Problem statement: Report each line of the data that includes the word "Camino".

Begin Material supplied

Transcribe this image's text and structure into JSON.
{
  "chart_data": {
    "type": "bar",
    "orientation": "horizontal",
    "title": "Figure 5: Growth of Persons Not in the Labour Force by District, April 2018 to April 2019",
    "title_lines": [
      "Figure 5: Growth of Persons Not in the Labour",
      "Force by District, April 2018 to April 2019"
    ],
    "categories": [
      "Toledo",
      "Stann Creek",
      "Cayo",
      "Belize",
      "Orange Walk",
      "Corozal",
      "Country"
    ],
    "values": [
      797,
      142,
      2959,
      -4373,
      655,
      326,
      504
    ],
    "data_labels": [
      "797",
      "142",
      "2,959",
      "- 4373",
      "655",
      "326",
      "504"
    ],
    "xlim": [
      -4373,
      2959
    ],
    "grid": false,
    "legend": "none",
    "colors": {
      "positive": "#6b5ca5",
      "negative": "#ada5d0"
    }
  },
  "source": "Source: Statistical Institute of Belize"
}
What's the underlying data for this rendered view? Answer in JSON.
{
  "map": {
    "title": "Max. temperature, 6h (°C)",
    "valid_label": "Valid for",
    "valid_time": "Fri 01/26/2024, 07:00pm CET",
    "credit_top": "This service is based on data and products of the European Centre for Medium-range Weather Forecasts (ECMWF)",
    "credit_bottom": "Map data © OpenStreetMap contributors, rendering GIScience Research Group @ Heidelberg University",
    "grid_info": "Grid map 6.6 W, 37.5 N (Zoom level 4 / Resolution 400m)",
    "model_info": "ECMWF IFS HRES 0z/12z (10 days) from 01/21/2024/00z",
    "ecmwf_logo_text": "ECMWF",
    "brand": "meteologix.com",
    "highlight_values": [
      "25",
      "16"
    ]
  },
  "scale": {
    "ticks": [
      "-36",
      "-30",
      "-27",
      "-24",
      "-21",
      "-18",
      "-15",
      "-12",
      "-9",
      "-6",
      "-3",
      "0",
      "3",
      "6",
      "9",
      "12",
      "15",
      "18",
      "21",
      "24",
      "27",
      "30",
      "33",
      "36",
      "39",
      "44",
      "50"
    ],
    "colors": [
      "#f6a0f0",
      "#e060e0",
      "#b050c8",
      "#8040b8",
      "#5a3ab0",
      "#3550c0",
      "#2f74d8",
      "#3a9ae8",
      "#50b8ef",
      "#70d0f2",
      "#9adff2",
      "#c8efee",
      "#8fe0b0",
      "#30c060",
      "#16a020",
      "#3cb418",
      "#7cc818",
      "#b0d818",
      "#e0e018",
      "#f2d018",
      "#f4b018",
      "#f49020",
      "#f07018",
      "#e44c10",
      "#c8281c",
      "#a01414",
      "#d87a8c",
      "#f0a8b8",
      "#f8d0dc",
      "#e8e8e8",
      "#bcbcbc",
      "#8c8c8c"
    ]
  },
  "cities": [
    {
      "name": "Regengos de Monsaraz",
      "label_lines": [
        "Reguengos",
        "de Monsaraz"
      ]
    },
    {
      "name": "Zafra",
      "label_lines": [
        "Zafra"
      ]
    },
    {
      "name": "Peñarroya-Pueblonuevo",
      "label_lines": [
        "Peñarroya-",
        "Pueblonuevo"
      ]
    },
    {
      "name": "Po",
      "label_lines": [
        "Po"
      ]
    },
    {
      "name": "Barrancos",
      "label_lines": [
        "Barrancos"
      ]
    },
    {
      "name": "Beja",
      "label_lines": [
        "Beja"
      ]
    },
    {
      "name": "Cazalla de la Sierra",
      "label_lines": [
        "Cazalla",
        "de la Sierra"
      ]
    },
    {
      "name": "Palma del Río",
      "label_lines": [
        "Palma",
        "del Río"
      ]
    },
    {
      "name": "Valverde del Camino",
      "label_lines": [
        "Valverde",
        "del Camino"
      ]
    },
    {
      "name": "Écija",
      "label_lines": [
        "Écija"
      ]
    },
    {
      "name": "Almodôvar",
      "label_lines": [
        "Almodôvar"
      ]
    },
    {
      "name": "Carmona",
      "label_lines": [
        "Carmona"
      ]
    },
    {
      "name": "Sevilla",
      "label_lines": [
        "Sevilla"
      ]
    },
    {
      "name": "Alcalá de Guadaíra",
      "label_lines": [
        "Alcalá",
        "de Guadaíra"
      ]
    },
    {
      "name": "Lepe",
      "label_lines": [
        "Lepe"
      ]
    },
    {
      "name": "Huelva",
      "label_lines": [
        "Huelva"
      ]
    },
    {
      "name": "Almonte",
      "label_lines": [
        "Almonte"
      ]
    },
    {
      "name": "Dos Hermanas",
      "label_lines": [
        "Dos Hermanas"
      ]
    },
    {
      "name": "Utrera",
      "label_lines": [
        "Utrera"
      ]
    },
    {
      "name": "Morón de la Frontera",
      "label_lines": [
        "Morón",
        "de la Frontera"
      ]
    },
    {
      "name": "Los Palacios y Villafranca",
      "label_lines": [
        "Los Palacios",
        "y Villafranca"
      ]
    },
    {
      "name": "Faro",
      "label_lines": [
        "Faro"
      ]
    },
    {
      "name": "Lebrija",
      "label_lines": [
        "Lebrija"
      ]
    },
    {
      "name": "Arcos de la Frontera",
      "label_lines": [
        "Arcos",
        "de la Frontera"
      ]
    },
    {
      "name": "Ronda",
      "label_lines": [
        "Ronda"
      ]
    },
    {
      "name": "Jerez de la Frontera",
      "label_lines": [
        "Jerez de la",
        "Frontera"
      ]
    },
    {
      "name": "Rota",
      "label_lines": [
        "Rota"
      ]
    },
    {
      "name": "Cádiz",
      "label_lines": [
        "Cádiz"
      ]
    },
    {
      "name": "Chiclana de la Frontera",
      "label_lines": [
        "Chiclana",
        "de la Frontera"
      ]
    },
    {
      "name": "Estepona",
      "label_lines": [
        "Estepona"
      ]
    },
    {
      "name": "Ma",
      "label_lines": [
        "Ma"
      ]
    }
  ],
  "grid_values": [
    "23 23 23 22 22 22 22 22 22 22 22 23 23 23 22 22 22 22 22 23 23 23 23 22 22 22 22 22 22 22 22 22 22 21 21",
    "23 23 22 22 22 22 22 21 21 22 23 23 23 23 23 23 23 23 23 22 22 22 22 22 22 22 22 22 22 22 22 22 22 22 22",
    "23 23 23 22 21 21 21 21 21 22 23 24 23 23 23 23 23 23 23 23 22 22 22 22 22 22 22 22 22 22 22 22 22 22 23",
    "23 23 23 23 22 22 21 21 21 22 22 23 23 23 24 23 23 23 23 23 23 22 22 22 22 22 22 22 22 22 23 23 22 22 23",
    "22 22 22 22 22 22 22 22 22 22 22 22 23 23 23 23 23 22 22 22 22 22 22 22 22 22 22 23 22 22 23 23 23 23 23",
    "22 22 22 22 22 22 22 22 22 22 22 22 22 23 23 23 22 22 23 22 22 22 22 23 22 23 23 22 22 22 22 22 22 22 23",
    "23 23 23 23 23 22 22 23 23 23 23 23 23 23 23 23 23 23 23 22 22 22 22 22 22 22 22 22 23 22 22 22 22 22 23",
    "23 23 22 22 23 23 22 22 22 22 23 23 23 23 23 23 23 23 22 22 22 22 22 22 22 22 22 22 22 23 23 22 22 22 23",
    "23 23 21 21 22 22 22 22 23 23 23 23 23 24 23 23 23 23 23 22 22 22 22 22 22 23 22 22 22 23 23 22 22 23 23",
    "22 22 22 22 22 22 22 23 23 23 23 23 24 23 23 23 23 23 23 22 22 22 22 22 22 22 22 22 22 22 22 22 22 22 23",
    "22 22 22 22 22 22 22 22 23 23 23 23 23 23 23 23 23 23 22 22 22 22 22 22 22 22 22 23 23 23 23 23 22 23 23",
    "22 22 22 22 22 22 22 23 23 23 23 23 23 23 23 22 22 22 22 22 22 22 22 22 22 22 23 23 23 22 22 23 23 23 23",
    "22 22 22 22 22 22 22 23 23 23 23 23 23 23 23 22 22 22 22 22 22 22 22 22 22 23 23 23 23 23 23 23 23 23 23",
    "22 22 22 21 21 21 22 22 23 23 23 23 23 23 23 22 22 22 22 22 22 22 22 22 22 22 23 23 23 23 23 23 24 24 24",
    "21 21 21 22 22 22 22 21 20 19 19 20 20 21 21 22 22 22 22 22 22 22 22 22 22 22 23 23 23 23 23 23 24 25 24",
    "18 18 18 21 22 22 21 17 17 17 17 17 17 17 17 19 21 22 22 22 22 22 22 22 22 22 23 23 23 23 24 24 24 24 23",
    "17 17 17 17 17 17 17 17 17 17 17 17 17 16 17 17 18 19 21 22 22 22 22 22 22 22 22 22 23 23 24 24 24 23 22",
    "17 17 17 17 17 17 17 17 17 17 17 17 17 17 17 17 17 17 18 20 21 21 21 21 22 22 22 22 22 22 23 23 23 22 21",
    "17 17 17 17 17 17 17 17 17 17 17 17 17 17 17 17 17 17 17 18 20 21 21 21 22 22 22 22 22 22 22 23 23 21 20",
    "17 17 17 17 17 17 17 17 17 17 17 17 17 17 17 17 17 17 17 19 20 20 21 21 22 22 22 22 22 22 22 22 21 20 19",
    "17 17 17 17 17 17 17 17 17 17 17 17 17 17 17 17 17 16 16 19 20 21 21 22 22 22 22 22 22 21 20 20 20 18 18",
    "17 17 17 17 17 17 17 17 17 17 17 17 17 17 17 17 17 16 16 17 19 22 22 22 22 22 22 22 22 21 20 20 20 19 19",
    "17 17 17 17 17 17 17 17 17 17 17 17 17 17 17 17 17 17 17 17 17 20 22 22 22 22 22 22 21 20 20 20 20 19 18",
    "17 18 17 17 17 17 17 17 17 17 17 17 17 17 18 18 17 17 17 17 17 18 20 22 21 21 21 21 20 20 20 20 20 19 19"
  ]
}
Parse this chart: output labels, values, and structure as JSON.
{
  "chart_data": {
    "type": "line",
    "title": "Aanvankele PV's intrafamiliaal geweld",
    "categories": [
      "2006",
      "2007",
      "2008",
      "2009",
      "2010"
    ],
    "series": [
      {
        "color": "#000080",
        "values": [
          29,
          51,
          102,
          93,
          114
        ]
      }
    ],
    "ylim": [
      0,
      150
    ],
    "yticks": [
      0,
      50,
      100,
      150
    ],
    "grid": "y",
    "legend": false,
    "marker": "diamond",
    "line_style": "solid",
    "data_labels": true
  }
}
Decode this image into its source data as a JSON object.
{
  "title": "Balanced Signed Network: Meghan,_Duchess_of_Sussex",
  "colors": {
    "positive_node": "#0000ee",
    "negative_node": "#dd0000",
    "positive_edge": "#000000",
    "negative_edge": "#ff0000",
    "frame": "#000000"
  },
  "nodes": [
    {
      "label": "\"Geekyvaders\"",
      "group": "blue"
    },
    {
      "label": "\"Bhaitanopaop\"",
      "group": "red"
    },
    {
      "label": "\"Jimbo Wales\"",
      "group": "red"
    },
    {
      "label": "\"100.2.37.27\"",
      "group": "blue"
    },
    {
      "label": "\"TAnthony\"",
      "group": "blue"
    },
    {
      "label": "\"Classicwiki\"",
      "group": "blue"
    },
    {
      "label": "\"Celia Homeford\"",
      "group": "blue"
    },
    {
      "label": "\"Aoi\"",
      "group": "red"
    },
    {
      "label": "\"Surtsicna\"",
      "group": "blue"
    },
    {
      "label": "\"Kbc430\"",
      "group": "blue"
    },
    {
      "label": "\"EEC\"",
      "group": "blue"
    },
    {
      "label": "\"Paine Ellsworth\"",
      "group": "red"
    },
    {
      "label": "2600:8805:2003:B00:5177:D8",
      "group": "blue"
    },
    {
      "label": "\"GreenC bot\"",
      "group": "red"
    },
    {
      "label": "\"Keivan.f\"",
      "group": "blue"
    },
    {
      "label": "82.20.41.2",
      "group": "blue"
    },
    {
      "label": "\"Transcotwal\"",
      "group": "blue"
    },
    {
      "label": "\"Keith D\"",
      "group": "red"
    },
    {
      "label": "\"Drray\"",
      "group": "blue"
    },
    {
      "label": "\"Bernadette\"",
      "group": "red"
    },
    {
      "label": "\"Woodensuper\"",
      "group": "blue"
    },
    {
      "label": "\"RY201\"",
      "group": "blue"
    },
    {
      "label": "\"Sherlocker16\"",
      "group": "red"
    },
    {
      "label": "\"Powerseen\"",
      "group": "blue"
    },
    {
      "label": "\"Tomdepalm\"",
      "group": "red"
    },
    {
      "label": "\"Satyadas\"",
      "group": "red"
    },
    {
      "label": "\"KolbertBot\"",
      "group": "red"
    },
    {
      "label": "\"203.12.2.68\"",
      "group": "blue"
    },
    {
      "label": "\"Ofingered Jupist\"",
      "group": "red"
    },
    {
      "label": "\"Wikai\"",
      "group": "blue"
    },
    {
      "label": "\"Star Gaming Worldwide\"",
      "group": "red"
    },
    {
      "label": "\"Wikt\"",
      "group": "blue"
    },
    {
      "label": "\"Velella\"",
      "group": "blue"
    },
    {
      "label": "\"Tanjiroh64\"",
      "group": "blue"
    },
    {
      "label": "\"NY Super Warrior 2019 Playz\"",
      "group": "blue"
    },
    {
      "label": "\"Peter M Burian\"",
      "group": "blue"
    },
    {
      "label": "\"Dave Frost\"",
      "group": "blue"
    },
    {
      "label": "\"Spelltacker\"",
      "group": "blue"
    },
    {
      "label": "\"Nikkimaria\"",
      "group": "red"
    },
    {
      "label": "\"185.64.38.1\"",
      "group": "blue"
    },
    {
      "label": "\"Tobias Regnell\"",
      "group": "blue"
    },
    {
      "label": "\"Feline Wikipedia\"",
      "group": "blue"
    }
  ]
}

End Material supplied

Solved exercise:
      "name": "Valverde del Camino",
        "del Camino"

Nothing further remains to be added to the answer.